===== Excerpted data

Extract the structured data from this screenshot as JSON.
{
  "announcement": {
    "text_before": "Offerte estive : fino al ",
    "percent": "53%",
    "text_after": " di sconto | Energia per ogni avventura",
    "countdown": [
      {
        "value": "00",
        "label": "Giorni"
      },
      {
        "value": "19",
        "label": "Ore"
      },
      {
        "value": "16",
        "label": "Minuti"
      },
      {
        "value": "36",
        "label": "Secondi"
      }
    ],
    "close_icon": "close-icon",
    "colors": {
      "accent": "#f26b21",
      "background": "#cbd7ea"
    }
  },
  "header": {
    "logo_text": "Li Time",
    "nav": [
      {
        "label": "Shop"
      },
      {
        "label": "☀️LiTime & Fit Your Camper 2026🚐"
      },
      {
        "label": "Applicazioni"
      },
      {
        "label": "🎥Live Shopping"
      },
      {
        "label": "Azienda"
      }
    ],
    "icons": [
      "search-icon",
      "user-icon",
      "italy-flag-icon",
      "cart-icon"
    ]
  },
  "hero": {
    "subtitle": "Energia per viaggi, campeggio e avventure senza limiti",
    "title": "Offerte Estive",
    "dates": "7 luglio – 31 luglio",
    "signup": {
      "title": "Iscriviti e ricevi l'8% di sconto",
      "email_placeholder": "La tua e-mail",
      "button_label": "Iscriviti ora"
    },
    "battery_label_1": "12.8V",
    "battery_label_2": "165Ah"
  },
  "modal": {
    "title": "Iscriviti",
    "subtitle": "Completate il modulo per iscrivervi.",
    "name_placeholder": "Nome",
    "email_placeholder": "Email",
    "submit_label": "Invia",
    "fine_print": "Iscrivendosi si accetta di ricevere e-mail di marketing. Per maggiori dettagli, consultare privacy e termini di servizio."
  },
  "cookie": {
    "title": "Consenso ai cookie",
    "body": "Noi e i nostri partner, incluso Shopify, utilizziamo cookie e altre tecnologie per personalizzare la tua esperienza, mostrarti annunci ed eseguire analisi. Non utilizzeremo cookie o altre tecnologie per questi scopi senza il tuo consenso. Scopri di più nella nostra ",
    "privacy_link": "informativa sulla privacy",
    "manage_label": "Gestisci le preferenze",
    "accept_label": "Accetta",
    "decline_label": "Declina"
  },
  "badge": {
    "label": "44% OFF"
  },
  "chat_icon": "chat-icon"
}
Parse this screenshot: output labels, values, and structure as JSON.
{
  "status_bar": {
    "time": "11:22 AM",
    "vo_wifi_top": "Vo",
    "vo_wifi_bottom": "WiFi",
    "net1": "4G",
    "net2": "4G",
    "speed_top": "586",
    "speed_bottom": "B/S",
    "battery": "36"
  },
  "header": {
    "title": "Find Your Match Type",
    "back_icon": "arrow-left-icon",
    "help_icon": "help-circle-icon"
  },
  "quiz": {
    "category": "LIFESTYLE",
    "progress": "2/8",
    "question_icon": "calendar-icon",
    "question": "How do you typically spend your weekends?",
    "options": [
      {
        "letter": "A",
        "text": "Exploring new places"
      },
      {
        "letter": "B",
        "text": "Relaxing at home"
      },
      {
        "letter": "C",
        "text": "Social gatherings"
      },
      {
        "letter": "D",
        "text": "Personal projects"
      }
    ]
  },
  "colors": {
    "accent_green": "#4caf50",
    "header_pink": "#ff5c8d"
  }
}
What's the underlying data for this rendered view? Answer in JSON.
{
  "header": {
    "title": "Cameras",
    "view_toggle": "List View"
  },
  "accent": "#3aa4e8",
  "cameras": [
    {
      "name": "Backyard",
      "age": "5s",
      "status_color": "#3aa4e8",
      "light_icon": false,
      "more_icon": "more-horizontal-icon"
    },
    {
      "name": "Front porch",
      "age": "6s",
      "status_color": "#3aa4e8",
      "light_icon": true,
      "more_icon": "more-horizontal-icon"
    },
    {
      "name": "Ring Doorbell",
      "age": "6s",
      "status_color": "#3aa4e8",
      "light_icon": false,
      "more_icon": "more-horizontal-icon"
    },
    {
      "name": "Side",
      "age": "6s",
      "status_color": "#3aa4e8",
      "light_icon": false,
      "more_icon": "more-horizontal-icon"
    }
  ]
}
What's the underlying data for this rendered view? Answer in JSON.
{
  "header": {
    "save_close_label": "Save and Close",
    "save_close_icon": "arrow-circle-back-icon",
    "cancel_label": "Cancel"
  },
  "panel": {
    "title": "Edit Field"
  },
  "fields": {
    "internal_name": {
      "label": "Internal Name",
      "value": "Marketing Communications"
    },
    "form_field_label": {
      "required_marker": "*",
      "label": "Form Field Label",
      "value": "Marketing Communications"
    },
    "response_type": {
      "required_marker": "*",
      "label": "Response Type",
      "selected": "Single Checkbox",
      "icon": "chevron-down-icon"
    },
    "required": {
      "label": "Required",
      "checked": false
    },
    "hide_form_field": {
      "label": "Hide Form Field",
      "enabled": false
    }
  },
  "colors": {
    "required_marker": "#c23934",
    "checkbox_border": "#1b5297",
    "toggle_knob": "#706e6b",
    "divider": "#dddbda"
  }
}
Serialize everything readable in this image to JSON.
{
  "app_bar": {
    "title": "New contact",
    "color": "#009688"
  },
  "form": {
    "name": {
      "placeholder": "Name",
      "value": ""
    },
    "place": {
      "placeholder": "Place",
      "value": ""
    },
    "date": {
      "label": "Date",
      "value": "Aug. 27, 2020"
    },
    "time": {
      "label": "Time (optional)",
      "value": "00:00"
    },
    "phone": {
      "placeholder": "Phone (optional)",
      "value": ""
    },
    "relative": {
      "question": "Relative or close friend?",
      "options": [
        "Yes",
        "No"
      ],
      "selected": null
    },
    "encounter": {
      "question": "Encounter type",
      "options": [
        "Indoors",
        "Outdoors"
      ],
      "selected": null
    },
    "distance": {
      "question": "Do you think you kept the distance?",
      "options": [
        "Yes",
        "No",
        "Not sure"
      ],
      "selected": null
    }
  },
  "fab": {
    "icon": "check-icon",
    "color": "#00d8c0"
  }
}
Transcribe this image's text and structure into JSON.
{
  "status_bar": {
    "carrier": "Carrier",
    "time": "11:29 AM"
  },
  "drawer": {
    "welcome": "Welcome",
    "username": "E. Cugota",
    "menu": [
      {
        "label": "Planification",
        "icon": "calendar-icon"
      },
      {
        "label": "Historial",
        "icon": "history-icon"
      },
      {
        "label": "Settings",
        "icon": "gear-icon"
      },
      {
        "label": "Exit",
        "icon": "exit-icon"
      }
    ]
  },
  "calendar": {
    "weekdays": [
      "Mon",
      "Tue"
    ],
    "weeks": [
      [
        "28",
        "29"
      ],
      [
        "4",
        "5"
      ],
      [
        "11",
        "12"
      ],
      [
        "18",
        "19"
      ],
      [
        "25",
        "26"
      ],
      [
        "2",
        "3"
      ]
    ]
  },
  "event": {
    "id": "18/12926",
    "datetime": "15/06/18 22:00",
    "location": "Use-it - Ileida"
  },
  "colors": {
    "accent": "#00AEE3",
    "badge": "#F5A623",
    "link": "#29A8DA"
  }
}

==========

Task brief:
What is the number of lines that hold the string "sconto"? Reply with that number alone.

Output below:
2